#### [What the task requires]
Copy out the complete listing, word for word.

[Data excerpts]
## start
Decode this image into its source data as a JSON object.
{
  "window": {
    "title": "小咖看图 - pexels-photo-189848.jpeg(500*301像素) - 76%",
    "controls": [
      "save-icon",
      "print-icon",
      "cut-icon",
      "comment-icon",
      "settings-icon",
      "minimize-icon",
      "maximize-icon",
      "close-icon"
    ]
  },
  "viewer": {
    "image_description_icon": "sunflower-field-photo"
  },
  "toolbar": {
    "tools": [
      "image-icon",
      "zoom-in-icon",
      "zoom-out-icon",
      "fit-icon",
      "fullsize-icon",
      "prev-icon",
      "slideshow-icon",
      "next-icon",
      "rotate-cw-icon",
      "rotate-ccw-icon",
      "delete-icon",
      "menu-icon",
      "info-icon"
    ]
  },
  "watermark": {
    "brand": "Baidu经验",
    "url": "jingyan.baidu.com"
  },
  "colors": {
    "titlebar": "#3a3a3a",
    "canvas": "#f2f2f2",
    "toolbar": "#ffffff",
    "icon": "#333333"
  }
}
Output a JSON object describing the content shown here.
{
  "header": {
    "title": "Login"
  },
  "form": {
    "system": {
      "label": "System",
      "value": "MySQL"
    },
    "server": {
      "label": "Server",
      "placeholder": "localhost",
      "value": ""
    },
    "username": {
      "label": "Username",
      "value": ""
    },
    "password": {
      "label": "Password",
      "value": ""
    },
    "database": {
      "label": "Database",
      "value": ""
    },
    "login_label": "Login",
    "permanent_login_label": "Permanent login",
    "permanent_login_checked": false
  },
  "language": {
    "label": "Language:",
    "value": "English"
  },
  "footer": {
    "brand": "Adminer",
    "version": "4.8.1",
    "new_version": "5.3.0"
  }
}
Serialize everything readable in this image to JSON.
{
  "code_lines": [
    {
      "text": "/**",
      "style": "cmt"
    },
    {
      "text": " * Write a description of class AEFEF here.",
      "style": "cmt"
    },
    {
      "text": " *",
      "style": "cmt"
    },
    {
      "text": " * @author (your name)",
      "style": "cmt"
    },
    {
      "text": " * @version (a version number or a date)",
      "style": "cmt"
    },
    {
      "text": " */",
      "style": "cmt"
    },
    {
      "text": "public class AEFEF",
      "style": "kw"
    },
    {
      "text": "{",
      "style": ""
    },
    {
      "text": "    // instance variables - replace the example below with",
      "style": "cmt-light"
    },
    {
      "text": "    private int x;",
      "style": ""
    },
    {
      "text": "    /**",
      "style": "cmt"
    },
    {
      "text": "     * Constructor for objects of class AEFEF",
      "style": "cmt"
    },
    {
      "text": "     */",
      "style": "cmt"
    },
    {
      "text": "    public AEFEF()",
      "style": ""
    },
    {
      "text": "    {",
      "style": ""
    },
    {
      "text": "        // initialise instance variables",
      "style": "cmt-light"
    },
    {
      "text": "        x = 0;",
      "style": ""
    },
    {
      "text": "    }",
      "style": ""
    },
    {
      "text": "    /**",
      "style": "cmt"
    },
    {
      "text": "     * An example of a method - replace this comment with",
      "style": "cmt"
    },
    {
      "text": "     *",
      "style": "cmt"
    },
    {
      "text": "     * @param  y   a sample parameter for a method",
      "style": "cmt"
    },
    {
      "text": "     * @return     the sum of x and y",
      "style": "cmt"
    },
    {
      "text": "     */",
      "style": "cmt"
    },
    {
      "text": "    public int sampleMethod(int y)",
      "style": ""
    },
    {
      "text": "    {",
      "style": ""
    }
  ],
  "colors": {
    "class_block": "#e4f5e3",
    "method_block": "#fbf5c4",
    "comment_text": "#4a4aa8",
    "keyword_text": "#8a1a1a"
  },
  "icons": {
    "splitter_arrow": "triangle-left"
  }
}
## end
#### [Exercise solution]
Decode this image into its source data as a JSON object.
{
  "window": {
    "title": "小咖看图 - pexels-photo-189848.jpeg(500*301像素) - 76%",
    "controls": [
      "save-icon",
      "print-icon",
      "cut-icon",
      "comment-icon",
      "settings-icon",
      "minimize-icon",
      "maximize-icon",
      "close-icon"
    ]
  },
  "viewer": {
    "image_description_icon": "sunflower-field-photo"
  },
  "toolbar": {
    "tools": [
      "image-icon",
      "zoom-in-icon",
      "zoom-out-icon",
      "fit-icon",
      "fullsize-icon",
      "prev-icon",
      "slideshow-icon",
      "next-icon",
      "rotate-cw-icon",
      "rotate-ccw-icon",
      "delete-icon",
      "menu-icon",
      "info-icon"
    ]
  },
  "watermark": {
    "brand": "Baidu经验",
    "url": "jingyan.baidu.com"
  },
  "colors": {
    "titlebar": "#3a3a3a",
    "canvas": "#f2f2f2",
    "toolbar": "#ffffff",
    "icon": "#333333"
  }
}
Output a JSON object describing the content shown here.
{
  "header": {
    "title": "Login"
  },
  "form": {
    "system": {
      "label": "System",
      "value": "MySQL"
    },
    "server": {
      "label": "Server",
      "placeholder": "localhost",
      "value": ""
    },
    "username": {
      "label": "Username",
      "value": ""
    },
    "password": {
      "label": "Password",
      "value": ""
    },
    "database": {
      "label": "Database",
      "value": ""
    },
    "login_label": "Login",
    "permanent_login_label": "Permanent login",
    "permanent_login_checked": false
  },
  "language": {
    "label": "Language:",
    "value": "English"
  },
  "footer": {
    "brand": "Adminer",
    "version": "4.8.1",
    "new_version": "5.3.0"
  }
}
Serialize everything readable in this image to JSON.
{
  "code_lines": [
    {
      "text": "/**",
      "style": "cmt"
    },
    {
      "text": " * Write a description of class AEFEF here.",
      "style": "cmt"
    },
    {
      "text": " *",
      "style": "cmt"
    },
    {
      "text": " * @author (your name)",
      "style": "cmt"
    },
    {
      "text": " * @version (a version number or a date)",
      "style": "cmt"
    },
    {
      "text": " */",
      "style": "cmt"
    },
    {
      "text": "public class AEFEF",
      "style": "kw"
    },
    {
      "text": "{",
      "style": ""
    },
    {
      "text": "    // instance variables - replace the example below with",
      "style": "cmt-light"
    },
    {
      "text": "    private int x;",
      "style": ""
    },
    {
      "text": "    /**",
      "style": "cmt"
    },
    {
      "text": "     * Constructor for objects of class AEFEF",
      "style": "cmt"
    },
    {
      "text": "     */",
      "style": "cmt"
    },
    {
      "text": "    public AEFEF()",
      "style": ""
    },
    {
      "text": "    {",
      "style": ""
    },
    {
      "text": "        // initialise instance variables",
      "style": "cmt-light"
    },
    {
      "text": "        x = 0;",
      "style": ""
    },
    {
      "text": "    }",
      "style": ""
    },
    {
      "text": "    /**",
      "style": "cmt"
    },
    {
      "text": "     * An example of a method - replace this comment with",
      "style": "cmt"
    },
    {
      "text": "     *",
      "style": "cmt"
    },
    {
      "text": "     * @param  y   a sample parameter for a method",
      "style": "cmt"
    },
    {
      "text": "     * @return     the sum of x and y",
      "style": "cmt"
    },
    {
      "text": "     */",
      "style": "cmt"
    },
    {
      "text": "    public int sampleMethod(int y)",
      "style": ""
    },
    {
      "text": "    {",
      "style": ""
    }
  ],
  "colors": {
    "class_block": "#e4f5e3",
    "method_block": "#fbf5c4",
    "comment_text": "#4a4aa8",
    "keyword_text": "#8a1a1a"
  },
  "icons": {
    "splitter_arrow": "triangle-left"
  }
}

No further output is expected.